→ **EXERCISE DETAILS**: Find the lines holding the word "Kool" and collect them.

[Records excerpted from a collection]

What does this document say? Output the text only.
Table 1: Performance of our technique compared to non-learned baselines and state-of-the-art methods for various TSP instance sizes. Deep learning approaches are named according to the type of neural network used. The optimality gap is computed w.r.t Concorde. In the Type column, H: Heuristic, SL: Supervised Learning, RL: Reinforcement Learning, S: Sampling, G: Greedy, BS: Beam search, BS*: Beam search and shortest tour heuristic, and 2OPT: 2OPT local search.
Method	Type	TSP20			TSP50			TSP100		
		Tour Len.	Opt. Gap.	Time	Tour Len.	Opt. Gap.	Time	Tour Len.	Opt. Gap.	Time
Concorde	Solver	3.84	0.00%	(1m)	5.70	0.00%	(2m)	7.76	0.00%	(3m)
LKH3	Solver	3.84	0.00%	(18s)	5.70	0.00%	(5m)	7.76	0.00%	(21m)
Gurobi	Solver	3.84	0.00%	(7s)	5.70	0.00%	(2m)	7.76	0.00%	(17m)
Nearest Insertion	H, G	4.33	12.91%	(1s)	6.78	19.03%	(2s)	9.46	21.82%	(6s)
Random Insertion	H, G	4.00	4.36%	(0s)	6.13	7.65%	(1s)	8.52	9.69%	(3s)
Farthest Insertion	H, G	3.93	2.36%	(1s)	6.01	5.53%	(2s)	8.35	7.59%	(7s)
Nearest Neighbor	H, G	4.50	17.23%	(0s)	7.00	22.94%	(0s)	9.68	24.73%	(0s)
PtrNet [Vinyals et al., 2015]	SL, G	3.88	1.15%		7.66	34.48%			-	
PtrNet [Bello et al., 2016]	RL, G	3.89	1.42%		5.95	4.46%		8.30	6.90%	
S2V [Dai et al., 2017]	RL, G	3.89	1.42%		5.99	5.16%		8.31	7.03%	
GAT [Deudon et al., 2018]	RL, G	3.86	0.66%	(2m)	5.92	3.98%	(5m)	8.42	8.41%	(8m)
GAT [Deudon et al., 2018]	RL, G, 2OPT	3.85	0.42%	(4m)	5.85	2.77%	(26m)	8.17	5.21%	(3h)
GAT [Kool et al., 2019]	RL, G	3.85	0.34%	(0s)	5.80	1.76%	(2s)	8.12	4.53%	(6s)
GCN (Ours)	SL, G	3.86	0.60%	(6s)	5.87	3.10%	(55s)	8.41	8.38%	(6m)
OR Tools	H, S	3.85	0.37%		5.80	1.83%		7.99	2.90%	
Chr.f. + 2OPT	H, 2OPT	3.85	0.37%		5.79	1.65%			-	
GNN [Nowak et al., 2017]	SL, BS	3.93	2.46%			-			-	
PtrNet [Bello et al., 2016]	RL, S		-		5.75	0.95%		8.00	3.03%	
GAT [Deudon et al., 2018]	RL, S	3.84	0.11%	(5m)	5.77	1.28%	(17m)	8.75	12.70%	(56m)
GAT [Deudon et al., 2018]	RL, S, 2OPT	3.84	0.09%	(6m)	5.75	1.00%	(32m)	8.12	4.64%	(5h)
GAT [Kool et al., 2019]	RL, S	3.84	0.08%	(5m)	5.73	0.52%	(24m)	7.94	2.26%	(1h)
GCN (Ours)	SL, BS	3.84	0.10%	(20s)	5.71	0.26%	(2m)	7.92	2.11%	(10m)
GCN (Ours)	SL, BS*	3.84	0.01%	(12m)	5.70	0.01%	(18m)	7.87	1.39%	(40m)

==

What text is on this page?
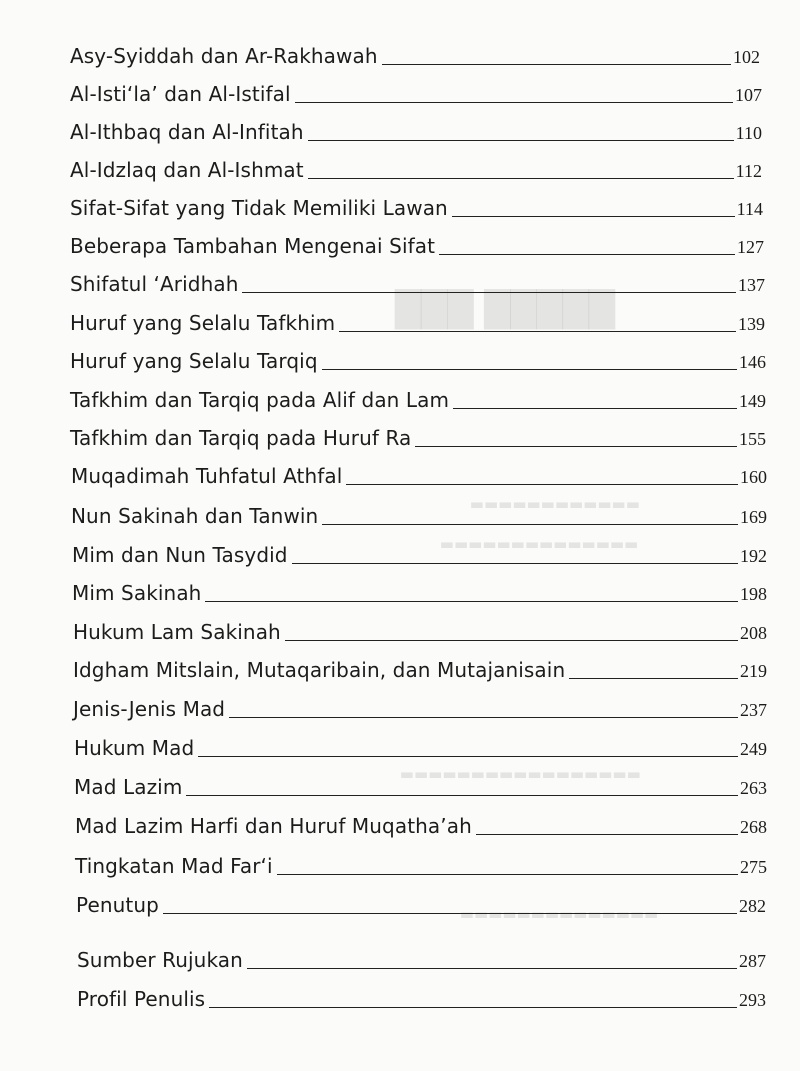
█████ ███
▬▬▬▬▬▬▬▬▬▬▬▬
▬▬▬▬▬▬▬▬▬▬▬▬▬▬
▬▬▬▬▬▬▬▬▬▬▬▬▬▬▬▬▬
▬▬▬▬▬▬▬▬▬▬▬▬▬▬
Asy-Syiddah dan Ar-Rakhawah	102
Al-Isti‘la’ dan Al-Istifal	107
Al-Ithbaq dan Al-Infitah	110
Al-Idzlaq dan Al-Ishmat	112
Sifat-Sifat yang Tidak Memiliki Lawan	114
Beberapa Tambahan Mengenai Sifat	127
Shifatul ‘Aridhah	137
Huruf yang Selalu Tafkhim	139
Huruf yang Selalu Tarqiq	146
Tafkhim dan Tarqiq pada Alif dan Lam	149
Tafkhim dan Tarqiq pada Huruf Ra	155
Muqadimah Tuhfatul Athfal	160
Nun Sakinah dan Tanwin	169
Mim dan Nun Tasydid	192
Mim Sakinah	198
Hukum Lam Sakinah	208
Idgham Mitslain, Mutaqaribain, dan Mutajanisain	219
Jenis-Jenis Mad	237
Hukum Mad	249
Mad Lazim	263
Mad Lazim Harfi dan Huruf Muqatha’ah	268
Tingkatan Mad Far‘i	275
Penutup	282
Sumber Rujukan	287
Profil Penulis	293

→ **EXERCISE SOLUTION**:
GAT [Kool et al., 2019]	RL, G	3.85	0.34%	(0s)	5.80	1.76%	(2s)	8.12	4.53%	(6s)
GAT [Kool et al., 2019]	RL, S	3.84	0.08%	(5m)	5.73	0.52%	(24m)	7.94	2.26%	(1h)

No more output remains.